(Data drawn from a collection)
——————
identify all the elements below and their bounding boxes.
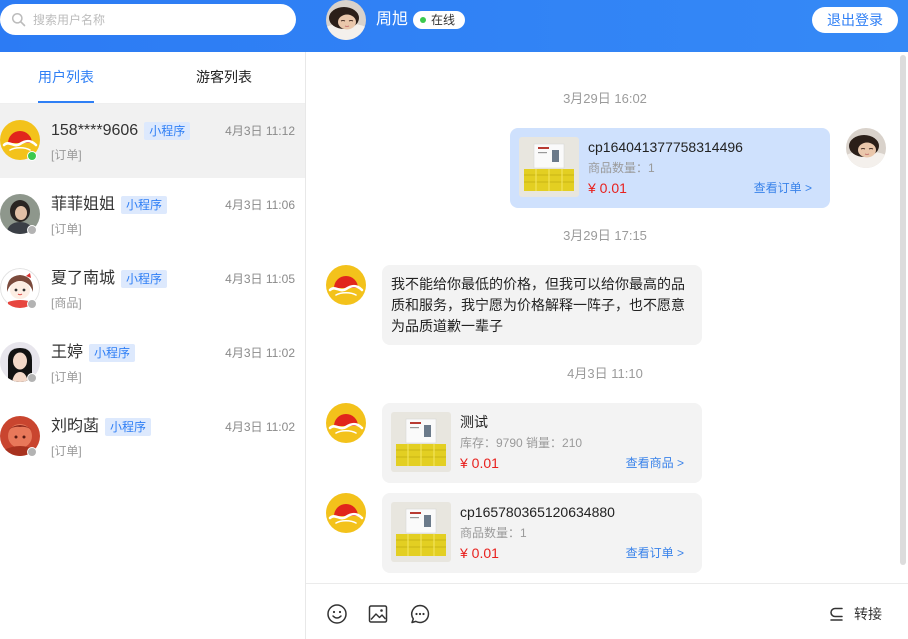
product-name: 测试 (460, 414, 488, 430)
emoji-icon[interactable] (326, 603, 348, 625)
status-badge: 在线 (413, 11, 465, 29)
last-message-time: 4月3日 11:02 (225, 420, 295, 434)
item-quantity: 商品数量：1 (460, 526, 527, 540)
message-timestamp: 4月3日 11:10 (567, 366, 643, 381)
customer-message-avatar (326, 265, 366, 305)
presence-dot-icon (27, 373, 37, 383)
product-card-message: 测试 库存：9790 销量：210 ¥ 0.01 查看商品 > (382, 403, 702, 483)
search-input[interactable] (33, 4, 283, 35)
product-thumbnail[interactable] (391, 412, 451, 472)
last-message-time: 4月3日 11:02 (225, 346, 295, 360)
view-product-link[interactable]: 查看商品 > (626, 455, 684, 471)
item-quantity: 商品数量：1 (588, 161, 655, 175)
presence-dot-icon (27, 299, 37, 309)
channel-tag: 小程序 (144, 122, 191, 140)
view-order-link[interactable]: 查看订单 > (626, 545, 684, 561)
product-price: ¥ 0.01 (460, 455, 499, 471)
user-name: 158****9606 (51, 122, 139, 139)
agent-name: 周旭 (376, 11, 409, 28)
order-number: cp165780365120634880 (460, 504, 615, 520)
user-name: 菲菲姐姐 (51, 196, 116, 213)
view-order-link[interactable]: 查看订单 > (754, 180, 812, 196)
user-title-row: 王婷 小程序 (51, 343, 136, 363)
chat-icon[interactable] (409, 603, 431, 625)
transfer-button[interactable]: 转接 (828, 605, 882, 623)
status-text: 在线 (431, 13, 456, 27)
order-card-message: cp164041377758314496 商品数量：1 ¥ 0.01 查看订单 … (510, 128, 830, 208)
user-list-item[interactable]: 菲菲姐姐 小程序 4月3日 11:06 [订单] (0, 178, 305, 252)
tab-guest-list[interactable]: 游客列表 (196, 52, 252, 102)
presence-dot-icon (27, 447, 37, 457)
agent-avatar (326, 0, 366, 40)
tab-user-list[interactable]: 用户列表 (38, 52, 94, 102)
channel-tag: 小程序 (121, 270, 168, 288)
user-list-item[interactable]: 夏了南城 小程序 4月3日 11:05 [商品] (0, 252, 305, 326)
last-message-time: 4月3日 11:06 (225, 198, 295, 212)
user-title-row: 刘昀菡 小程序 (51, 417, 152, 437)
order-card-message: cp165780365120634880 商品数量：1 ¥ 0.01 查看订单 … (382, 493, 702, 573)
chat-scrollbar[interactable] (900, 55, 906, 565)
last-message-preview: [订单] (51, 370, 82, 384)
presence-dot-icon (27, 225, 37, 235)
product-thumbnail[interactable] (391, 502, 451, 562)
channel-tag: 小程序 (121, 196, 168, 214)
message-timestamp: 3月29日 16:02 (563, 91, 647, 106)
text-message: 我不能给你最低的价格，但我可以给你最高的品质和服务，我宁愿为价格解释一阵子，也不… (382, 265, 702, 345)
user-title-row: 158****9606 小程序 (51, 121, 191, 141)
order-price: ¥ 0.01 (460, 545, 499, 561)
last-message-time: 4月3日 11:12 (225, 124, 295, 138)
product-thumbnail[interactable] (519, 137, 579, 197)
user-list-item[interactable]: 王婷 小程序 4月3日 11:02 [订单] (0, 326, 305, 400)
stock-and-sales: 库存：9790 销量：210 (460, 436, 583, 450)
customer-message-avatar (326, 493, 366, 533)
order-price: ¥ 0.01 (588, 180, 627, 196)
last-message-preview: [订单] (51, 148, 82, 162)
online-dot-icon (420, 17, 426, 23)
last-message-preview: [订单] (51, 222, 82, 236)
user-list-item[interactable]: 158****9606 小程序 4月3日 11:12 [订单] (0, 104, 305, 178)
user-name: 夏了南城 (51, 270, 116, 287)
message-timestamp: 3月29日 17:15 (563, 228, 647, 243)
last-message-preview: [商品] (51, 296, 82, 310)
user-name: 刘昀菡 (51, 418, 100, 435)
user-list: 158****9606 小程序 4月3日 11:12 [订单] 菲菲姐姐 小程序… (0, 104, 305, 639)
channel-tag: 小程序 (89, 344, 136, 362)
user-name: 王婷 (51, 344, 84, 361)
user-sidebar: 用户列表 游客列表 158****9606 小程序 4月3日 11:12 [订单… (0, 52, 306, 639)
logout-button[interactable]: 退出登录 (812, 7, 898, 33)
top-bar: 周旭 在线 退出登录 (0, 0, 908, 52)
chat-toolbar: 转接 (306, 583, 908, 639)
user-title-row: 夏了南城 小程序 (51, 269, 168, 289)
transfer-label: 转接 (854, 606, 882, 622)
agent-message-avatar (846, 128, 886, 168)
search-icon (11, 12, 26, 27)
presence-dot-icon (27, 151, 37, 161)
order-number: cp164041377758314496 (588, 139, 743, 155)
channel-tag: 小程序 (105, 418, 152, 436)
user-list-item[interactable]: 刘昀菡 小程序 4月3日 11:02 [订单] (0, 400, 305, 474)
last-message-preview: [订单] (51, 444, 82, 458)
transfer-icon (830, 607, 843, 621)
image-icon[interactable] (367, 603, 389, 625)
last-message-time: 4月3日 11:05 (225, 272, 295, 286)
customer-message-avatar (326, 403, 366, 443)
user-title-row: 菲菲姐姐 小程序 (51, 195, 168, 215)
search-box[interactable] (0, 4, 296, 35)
——————
** WRITTEN TASK **
Retype every line of the data above without any changes, and leave the pictures out of your answer.

** WORKED SOLUTION **
identify all the elements below and their bounding boxes.
product-name: 测试 (460, 414, 488, 430)
emoji-icon[interactable] (326, 603, 348, 625)
status-badge: 在线 (413, 11, 465, 29)
last-message-time: 4月3日 11:02 (225, 420, 295, 434)
item-quantity: 商品数量：1 (460, 526, 527, 540)
message-timestamp: 4月3日 11:10 (567, 366, 643, 381)
customer-message-avatar (326, 265, 366, 305)
presence-dot-icon (27, 373, 37, 383)
product-card-message: 测试 库存：9790 销量：210 ¥ 0.01 查看商品 > (382, 403, 702, 483)
search-input[interactable] (33, 4, 283, 35)
product-thumbnail[interactable] (391, 412, 451, 472)
last-message-time: 4月3日 11:02 (225, 346, 295, 360)
view-product-link[interactable]: 查看商品 > (626, 455, 684, 471)
item-quantity: 商品数量：1 (588, 161, 655, 175)
presence-dot-icon (27, 299, 37, 309)
channel-tag: 小程序 (144, 122, 191, 140)
view-order-link[interactable]: 查看订单 > (626, 545, 684, 561)
product-price: ¥ 0.01 (460, 455, 499, 471)
user-name: 158****9606 (51, 122, 139, 139)
agent-name: 周旭 (376, 11, 409, 28)
order-number: cp165780365120634880 (460, 504, 615, 520)
user-name: 菲菲姐姐 (51, 196, 116, 213)
view-order-link[interactable]: 查看订单 > (754, 180, 812, 196)
user-title-row: 王婷 小程序 (51, 343, 136, 363)
chat-icon[interactable] (409, 603, 431, 625)
transfer-button[interactable]: 转接 (828, 605, 882, 623)
status-text: 在线 (431, 13, 456, 27)
order-card-message: cp164041377758314496 商品数量：1 ¥ 0.01 查看订单 … (510, 128, 830, 208)
user-list-item[interactable]: 菲菲姐姐 小程序 4月3日 11:06 [订单] (0, 178, 305, 252)
tab-guest-list[interactable]: 游客列表 (196, 52, 252, 102)
presence-dot-icon (27, 447, 37, 457)
agent-avatar (326, 0, 366, 40)
tab-user-list[interactable]: 用户列表 (38, 52, 94, 102)
channel-tag: 小程序 (121, 270, 168, 288)
user-list-item[interactable]: 夏了南城 小程序 4月3日 11:05 [商品] (0, 252, 305, 326)
last-message-time: 4月3日 11:06 (225, 198, 295, 212)
user-title-row: 刘昀菡 小程序 (51, 417, 152, 437)
order-card-message: cp165780365120634880 商品数量：1 ¥ 0.01 查看订单 … (382, 493, 702, 573)
chat-scrollbar[interactable] (900, 55, 906, 565)
last-message-preview: [订单] (51, 370, 82, 384)
presence-dot-icon (27, 225, 37, 235)
product-thumbnail[interactable] (391, 502, 451, 562)
channel-tag: 小程序 (121, 196, 168, 214)
message-timestamp: 3月29日 16:02 (563, 91, 647, 106)
text-message: 我不能给你最低的价格，但我可以给你最高的品质和服务，我宁愿为价格解释一阵子，也不… (382, 265, 702, 345)
user-title-row: 158****9606 小程序 (51, 121, 191, 141)
order-price: ¥ 0.01 (460, 545, 499, 561)
last-message-time: 4月3日 11:12 (225, 124, 295, 138)
product-thumbnail[interactable] (519, 137, 579, 197)
user-list-item[interactable]: 王婷 小程序 4月3日 11:02 [订单] (0, 326, 305, 400)
stock-and-sales: 库存：9790 销量：210 (460, 436, 583, 450)
customer-message-avatar (326, 493, 366, 533)
order-price: ¥ 0.01 (588, 180, 627, 196)
last-message-preview: [订单] (51, 148, 82, 162)
online-dot-icon (420, 17, 426, 23)
last-message-preview: [订单] (51, 222, 82, 236)
user-list-item[interactable]: 158****9606 小程序 4月3日 11:12 [订单] (0, 104, 305, 178)
user-name: 夏了南城 (51, 270, 116, 287)
message-timestamp: 3月29日 17:15 (563, 228, 647, 243)
last-message-preview: [商品] (51, 296, 82, 310)
user-name: 刘昀菡 (51, 418, 100, 435)
user-list: 158****9606 小程序 4月3日 11:12 [订单] 菲菲姐姐 小程序… (0, 104, 305, 639)
channel-tag: 小程序 (89, 344, 136, 362)
user-name: 王婷 (51, 344, 84, 361)
user-sidebar: 用户列表 游客列表 158****9606 小程序 4月3日 11:12 [订单… (0, 52, 306, 639)
logout-button[interactable]: 退出登录 (812, 7, 898, 33)
top-bar: 周旭 在线 退出登录 (0, 0, 908, 52)
chat-toolbar: 转接 (306, 583, 908, 639)
user-title-row: 夏了南城 小程序 (51, 269, 168, 289)
transfer-label: 转接 (854, 606, 882, 622)
agent-message-avatar (846, 128, 886, 168)
search-icon (11, 12, 26, 27)
presence-dot-icon (27, 151, 37, 161)
order-number: cp164041377758314496 (588, 139, 743, 155)
channel-tag: 小程序 (105, 418, 152, 436)
user-list-item[interactable]: 刘昀菡 小程序 4月3日 11:02 [订单] (0, 400, 305, 474)
last-message-preview: [订单] (51, 444, 82, 458)
transfer-icon (830, 607, 843, 621)
image-icon[interactable] (367, 603, 389, 625)
last-message-time: 4月3日 11:05 (225, 272, 295, 286)
customer-message-avatar (326, 403, 366, 443)
user-title-row: 菲菲姐姐 小程序 (51, 195, 168, 215)
search-box[interactable] (0, 4, 296, 35)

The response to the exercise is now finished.